All lines in which the word "name" occurs are to be extracted.

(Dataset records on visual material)
· · · · ·

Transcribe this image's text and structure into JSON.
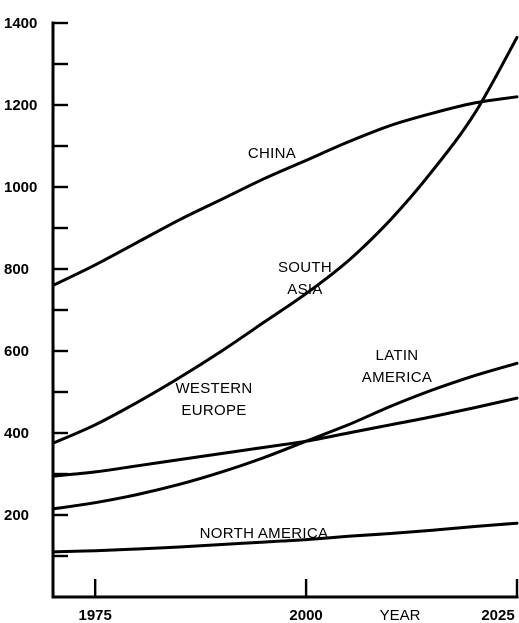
{
  "chart_data": {
    "type": "line",
    "title": "",
    "xlabel": "YEAR",
    "ylabel": "",
    "xlim": [
      1970,
      2025
    ],
    "ylim": [
      0,
      1400
    ],
    "grid": false,
    "x_ticks": [
      1975,
      2000,
      2025
    ],
    "y_ticks": [
      200,
      400,
      600,
      800,
      1000,
      1200,
      1400
    ],
    "series": [
      {
        "name": "CHINA",
        "label_lines": [
          "CHINA"
        ],
        "x": [
          1970,
          1975,
          1980,
          1985,
          1990,
          1995,
          2000,
          2005,
          2010,
          2015,
          2020,
          2025
        ],
        "values": [
          760,
          810,
          865,
          920,
          970,
          1020,
          1065,
          1110,
          1150,
          1180,
          1205,
          1220
        ]
      },
      {
        "name": "SOUTH ASIA",
        "label_lines": [
          "SOUTH",
          "ASIA"
        ],
        "x": [
          1970,
          1975,
          1980,
          1985,
          1990,
          1995,
          2000,
          2005,
          2010,
          2015,
          2020,
          2025
        ],
        "values": [
          375,
          420,
          475,
          535,
          600,
          670,
          740,
          820,
          920,
          1040,
          1180,
          1365
        ]
      },
      {
        "name": "LATIN AMERICA",
        "label_lines": [
          "LATIN",
          "AMERICA"
        ],
        "x": [
          1970,
          1975,
          1980,
          1985,
          1990,
          1995,
          2000,
          2005,
          2010,
          2015,
          2020,
          2025
        ],
        "values": [
          215,
          230,
          250,
          275,
          305,
          340,
          380,
          420,
          465,
          505,
          540,
          570
        ]
      },
      {
        "name": "WESTERN EUROPE",
        "label_lines": [
          "WESTERN",
          "EUROPE"
        ],
        "x": [
          1970,
          1975,
          1980,
          1985,
          1990,
          1995,
          2000,
          2005,
          2010,
          2015,
          2020,
          2025
        ],
        "values": [
          295,
          305,
          320,
          335,
          350,
          365,
          380,
          400,
          420,
          440,
          462,
          485
        ]
      },
      {
        "name": "NORTH AMERICA",
        "label_lines": [
          "NORTH AMERICA"
        ],
        "x": [
          1970,
          1975,
          1980,
          1985,
          1990,
          1995,
          2000,
          2005,
          2010,
          2015,
          2020,
          2025
        ],
        "values": [
          110,
          113,
          117,
          122,
          128,
          134,
          140,
          148,
          155,
          163,
          172,
          180
        ]
      }
    ]
  }
}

· · · · ·

▶ **EXPECTED OUTPUT**
        "name": "CHINA",
        "name": "SOUTH ASIA",
        "name": "LATIN AMERICA",
        "name": "WESTERN EUROPE",
        "name": "NORTH AMERICA",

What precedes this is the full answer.